(CONSIGNES DE L'EXERCICE)
• a. Recopiez le passage de l'entretien sur le projet 1994 qui commence par "C’est un peu" et se termine par "peu plus personnel.".
• b. Poursuivez l'entretien sur le projet 1994 à partir de sa dernière phrase.

(EXTRAIT FOURNI)
================================

Je pense que ça bride un peu l’auditoire que je peux toucher. Mais justement, je suis là pour essayer d’ouvrir ma musique et depuis le premier jour c’est un travail que je fais et il commence à y avoir des résultats donc je ne veux pas m’arrêter là. Je veux pas me travestir juste pour que ça fonctionne, ça sert à rien. En vrai, je fais ce qu’il me plaît, je suis pas en studio en pensant aux gens, à comment ça va être reçu… Bien sûr je prends les avis et les critiques du public, parce que c’est un processus, mais quand je fais de la musique, au départ, c’est un kiff. Quand je kiffe ce que je fais, c’est là où j’ai gagné.

C’est quoi l’histoire de 1994 ?

C’est un peu tout ce parcours qu’il y a eu entre le début d’Hamza et 1994, des moments qui se sont passés dans ma vie, que ce soit avec des meufs ou des trucs plus personnels, au final ça crée un projet un peu plus personnel.

Tu souhaitais que les gens voient qui, voient quoi en écoutant ce projet ?

Je pense qu’on ressent quand même qu’il y a accès à un nouveau Hamza, surtout quand tu regardes niveau visuel, quand tu vois ce que j’ai fais avant il y a une grosse différence. C’est beaucoup plus travaillé, et on sent que c’est un nouveau Hamza. Même quand t’écoutes la manière dont le projet est mixé, les prods… C’est nouveau, tu vois. C’est beaucoup travaillé et c’est une acquisition d’expérience de tout ce que j’ai vu, entendu.

Ton but, c’est toujours de faire danser les gens et plus particulièrement les femmes ?

Je trouve que les musiques les plus chouettes sont celles où on parle de femmes. Les musiques les plus populaires, c’est celles où on parle de femmes. Moi, j’ai toujours kiffé ce discours là. Et après, la femme, c’est la femme, on kiffe les femmes frère tu vois ce que je veux dire (Rires). Ça va de soit.

On sent que maintenant, ta musique est plus dans l’émotion qu’avant sur ce point ?

Oui, c’est clair. En fait, c’est ce que je voulais. Je voulais tenir un autre discours sur ce projet. Je me suis dis “Bon, je suis là, Hamza, j’ai sorti 4 projets, j’en suis à mon cinquième, j’ai raconté ça, j’ai raconté ça et ça, qu’est ce que je vais raconter maintenant ?” et en fait, je me suis dis que ce serait bien que je parle un peu plus de toutes ces expériences que j’ai pu avoir dans ma vie, que ce soit avec les femmes où autre. En en parlant un peu plus sérieusement tu vois, pas seulement en disant “Ouais j’suis dans le club avec deux putes”, même si je le dis aussi dans le projet parce que bon, c’est un kiff. Mais par exemple dans “Vibes”, je parle d’une relation, parce que je me suis plus basé sur des expériences que j’ai eu et que je voulais plus exprimer.

Tu en parlais juste avant : tu as complètement bouleversé tes visuels, ton image, comment tu en es arrivé là ?

================================

(INFORMATIONS FOURNIES)
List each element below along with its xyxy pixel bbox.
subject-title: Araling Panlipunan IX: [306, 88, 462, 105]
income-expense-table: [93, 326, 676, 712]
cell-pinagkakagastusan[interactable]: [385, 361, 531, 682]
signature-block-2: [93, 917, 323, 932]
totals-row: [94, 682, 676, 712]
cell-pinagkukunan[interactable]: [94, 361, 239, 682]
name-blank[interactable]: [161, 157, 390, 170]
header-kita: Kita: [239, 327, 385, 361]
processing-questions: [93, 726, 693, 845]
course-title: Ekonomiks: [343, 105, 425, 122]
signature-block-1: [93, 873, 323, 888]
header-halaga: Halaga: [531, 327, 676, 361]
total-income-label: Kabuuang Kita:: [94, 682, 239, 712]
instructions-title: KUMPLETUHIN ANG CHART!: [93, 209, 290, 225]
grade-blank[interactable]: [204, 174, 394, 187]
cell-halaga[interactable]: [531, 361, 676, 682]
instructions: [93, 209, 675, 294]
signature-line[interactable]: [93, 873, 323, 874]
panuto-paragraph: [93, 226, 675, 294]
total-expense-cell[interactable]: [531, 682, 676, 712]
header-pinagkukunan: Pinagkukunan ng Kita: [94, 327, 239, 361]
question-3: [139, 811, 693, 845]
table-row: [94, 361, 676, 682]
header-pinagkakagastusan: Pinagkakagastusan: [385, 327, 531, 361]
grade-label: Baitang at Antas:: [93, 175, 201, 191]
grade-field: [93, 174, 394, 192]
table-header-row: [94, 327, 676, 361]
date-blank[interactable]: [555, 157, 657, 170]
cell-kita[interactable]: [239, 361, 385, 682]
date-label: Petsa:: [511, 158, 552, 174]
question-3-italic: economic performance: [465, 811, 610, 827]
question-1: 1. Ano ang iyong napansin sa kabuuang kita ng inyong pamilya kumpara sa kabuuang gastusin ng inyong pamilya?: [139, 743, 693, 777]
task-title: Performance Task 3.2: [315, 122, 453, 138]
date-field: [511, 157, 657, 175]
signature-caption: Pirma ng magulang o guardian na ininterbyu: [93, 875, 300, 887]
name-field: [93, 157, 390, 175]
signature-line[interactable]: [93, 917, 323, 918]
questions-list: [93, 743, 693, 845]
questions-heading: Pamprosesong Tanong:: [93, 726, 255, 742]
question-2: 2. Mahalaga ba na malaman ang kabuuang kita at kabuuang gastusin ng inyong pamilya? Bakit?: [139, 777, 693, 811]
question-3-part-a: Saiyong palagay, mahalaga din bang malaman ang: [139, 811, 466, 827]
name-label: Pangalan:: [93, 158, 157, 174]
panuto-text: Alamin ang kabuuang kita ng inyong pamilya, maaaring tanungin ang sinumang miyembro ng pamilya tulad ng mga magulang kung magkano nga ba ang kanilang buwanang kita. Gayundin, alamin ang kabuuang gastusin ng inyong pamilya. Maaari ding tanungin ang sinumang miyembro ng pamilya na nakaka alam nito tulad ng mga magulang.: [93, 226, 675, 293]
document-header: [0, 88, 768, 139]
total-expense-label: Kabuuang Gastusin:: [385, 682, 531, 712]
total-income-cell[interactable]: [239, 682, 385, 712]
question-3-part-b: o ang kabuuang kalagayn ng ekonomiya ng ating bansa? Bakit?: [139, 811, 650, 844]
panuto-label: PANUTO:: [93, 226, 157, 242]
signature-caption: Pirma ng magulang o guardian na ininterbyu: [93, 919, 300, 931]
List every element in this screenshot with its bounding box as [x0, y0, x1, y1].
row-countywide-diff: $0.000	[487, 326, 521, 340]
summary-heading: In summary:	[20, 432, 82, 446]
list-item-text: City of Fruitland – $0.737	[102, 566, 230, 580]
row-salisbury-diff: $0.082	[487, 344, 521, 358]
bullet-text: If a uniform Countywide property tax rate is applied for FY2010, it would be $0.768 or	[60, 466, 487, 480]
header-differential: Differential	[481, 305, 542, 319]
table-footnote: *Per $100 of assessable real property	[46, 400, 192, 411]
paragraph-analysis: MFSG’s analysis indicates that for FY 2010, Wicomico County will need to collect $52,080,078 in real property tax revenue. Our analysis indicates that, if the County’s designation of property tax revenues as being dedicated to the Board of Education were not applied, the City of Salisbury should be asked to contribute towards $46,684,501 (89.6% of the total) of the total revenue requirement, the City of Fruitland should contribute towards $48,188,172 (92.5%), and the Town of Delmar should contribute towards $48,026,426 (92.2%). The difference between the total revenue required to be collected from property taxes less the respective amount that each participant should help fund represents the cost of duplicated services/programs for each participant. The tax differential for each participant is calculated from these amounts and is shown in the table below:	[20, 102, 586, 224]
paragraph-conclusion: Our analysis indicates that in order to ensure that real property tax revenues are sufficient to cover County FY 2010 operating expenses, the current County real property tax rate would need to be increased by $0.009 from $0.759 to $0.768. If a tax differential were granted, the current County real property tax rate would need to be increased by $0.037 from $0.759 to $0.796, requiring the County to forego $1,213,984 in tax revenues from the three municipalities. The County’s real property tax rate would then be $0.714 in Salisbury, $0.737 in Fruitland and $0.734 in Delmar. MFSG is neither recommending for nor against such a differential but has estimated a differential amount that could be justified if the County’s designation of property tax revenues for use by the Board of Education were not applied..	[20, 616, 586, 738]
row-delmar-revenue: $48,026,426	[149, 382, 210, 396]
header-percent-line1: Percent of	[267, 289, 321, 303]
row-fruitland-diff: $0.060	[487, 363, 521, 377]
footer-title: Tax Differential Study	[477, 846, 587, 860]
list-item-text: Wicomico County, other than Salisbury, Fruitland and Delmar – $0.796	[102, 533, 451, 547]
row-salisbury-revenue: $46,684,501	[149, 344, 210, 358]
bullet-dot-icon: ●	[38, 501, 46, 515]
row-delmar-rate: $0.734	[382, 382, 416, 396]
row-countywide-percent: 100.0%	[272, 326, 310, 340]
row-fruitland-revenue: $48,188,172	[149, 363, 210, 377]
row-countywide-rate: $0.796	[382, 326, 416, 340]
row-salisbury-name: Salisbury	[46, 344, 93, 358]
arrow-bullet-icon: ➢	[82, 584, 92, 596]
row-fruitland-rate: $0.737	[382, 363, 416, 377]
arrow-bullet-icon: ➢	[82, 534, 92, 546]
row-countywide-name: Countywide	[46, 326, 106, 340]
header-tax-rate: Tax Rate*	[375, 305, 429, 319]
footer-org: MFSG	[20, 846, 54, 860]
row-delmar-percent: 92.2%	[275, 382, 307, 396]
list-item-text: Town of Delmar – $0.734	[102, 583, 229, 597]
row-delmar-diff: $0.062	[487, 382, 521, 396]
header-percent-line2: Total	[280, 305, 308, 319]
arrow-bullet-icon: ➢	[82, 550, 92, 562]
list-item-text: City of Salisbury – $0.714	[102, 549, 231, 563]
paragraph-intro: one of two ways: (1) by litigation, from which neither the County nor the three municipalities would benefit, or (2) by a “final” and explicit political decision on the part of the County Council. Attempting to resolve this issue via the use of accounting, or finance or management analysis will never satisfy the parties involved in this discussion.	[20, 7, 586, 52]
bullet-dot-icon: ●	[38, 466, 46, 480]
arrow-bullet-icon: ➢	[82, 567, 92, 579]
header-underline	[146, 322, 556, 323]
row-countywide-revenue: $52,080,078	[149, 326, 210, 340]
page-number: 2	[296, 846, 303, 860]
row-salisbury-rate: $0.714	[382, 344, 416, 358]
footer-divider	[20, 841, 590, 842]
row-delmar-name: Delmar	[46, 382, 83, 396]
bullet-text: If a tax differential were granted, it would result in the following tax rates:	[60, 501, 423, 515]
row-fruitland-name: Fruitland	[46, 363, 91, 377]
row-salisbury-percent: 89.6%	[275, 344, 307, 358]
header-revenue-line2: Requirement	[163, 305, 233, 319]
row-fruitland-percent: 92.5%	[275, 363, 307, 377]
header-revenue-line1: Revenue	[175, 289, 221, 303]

================================

(LISTE DES RÉPONSES)
• a.
C’est un peu tout ce parcours qu’il y a eu entre le début d’Hamza et 1994, des moments qui se sont passés dans ma vie, que ce soit avec des meufs ou des trucs plus personnels, au final ça crée un projet un peu plus personnel.

• b.
C’est avec le temps, le travail, je me suis intéressé à d’autres choses, quand t’es plus jeune un coup t’es intéressé par ci, par ça. Comme je suis un grand fan de rap US, j’ai remarqué sur les dernières sorties que la plupart des artistes ont des images qui sont super travaillées et que rien n’est laissé au hasard. Et c’est un truc que j’aime bien parce que je trouve ça important de dégager une image fraîche tu vois, par exemple des mecs comme PNL c’est pas forcément des mecs qui sont dans la mode ou quoi mais ils ont une esthétique propre, je pense c’est important d’être propre et que le truc soit soigné, après moi c’est un peu plus mode parce que c’est un truc que j’aime bien.

Pour toi c’est quoi l’importance du style dans le rap ?

Je sens que dans le rap français c’est pas important pour tout le monde, je vois que la plupart des mecs des cités, ils s’y connaissent pas trop, leurs artistes favoris sont pas là dedans… Dans le rap français, il n’y a pas trop ce truc de mode, pourtant en France tu as la Fashion Week à Paris… Alors qu’aux États-Unis, tu sens plus avec les jeunes artistes qu’il y a un truc, tout le monde dégage quelque chose, les mecs ont un swag, ils font plein de trucs et sont intéressés par plein de trucs, ils connaissent les créateurs tout ça… Il y a des jeunes ici tu leur demandes s’ils connaissent Balenciaga, ils connaissent pas. Il y a des gens qui connaissent vraiment rien des marques. Moi je trouve ça important parce que j’aime ça, quand je regarde les clips ricains c’est un truc qui me fait kiffer donc forcément j’y fais attention.

On voit aux États-Unis que les marques sont de plus en plus liées aux rappeurs, l’intérêt est réciproque, est-ce que c’est quelque chose qui pourrait t’intéresser à l’avenir, au delà du simple merchandising ?

Bien sûr que ça pourrait m’intéresser. C’est quelque chose qu’on voit beaucoup parce que le streetwear marche à fond maintenant et les marques sont obligées de s’accrocher aux rappeurs et aux athlètes parce que ça les fait vendre. Aujourd’hui, si Nike fait une pub pour les Air Force 1 avec juste la basket dans une vidéo, un jeune qui la regarde il s’en bat les couilles. Par contre s’il voit Nekfeu ou Playboi Carti avec la Air Force 1 là il va se dire que lui aussi il la veut…

Et s’il voit Hamza avec la Air Force 1 1994 ?

(Rires) Je sais pas, je pense que ce sera pareil !

En parlant de sneakers, ça pourrait t’intéresser aussi de travailler sur des collabs, tu kiffes ça ?

Bien sûr, je kiffe les sneakers. Donc grave.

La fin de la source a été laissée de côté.